* **What you will do**: Count how many lines in the data hold the word "those", and give that number alone.
--- START ---
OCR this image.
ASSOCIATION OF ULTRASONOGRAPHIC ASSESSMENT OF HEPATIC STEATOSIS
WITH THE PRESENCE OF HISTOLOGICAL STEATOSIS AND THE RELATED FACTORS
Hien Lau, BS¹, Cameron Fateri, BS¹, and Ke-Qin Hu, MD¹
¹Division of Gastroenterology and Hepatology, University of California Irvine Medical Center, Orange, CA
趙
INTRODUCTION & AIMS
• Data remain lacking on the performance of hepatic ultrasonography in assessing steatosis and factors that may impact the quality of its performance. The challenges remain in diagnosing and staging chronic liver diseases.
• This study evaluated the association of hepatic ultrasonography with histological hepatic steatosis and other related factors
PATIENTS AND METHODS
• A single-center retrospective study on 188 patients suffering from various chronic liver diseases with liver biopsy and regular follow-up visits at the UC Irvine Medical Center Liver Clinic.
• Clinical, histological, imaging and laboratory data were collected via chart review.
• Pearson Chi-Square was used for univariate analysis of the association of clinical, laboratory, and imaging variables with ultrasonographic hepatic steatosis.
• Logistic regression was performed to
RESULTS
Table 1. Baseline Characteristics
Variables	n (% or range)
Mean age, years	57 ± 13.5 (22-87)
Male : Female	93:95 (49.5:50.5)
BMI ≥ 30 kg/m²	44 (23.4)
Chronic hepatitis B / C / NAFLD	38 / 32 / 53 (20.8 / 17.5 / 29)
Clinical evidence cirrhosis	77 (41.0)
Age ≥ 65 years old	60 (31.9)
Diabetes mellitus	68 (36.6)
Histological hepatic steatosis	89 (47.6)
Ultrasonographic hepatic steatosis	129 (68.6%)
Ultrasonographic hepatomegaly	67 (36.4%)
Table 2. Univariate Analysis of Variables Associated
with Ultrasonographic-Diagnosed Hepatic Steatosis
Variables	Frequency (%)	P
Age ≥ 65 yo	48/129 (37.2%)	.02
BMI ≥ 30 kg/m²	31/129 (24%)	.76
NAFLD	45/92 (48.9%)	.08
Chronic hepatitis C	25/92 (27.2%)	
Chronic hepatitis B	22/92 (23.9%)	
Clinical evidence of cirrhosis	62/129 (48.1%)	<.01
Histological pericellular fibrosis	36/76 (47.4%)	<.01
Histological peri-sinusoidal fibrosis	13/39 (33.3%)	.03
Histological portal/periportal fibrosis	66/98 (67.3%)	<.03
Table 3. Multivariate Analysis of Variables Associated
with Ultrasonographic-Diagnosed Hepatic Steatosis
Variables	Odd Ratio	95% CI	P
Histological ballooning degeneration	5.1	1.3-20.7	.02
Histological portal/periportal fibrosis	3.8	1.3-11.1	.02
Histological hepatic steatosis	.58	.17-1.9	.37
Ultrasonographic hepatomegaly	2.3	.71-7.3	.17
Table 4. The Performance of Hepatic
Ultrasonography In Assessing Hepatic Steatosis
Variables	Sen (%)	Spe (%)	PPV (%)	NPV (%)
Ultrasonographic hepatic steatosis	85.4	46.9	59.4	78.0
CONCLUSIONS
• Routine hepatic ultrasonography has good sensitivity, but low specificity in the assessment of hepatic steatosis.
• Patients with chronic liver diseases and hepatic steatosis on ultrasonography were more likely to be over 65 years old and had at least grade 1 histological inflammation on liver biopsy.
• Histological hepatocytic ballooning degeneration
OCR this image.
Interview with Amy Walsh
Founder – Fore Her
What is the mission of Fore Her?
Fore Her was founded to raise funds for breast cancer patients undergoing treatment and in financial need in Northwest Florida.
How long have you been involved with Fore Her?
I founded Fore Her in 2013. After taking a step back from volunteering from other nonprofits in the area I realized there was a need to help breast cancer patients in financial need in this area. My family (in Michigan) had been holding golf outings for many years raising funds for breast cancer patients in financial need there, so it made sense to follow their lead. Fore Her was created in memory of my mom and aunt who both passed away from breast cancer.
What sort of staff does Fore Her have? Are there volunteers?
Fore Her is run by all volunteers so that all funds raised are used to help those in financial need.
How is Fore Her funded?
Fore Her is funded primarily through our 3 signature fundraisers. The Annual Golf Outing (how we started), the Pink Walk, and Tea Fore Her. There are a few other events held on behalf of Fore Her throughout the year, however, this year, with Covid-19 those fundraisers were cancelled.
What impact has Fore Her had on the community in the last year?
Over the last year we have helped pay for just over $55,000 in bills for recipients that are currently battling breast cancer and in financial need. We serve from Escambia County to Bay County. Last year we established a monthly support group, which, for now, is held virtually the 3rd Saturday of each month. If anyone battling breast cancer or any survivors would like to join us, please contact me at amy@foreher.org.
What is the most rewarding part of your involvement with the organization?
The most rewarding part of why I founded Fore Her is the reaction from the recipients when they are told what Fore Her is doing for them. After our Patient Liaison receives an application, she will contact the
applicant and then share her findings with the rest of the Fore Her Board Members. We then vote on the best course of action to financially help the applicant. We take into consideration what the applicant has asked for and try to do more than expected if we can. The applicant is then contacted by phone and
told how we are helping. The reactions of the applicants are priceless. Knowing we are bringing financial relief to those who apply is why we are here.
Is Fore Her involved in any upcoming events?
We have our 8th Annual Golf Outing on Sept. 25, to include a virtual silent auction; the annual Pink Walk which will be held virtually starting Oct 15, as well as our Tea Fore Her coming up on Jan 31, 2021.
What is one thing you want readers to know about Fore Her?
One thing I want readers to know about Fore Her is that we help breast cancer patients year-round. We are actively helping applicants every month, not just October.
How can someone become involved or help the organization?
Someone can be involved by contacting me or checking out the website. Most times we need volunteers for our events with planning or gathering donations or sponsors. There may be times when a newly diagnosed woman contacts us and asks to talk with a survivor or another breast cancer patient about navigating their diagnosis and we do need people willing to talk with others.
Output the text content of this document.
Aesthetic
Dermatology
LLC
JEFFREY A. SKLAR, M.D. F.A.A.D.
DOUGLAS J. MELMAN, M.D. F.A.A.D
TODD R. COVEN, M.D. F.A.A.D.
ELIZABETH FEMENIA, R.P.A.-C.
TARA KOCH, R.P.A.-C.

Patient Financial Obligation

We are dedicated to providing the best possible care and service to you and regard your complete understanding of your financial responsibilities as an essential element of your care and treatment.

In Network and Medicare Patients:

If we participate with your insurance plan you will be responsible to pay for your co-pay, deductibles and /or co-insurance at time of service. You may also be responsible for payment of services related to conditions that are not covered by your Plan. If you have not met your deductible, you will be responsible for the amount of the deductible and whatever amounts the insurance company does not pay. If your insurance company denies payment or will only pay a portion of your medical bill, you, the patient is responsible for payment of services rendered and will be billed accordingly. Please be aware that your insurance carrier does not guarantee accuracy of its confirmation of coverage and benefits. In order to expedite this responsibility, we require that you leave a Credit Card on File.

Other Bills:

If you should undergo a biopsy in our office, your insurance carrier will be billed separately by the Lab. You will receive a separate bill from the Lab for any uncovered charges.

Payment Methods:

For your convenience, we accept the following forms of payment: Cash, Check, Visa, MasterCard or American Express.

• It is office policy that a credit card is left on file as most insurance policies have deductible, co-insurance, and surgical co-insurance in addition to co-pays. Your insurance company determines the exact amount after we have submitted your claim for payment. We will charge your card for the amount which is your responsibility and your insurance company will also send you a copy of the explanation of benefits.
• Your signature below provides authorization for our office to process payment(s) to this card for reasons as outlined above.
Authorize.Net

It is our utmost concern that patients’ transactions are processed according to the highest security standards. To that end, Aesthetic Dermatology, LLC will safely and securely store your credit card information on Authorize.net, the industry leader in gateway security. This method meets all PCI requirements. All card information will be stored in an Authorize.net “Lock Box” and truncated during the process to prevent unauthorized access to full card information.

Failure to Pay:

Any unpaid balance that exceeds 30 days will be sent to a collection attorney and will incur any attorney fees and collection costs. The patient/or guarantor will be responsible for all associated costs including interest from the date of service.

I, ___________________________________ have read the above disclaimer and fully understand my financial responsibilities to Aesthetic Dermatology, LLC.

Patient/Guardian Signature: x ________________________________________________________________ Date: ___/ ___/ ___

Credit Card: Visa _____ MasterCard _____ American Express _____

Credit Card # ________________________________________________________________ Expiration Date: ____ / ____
--- END ---
* **Response area**: 3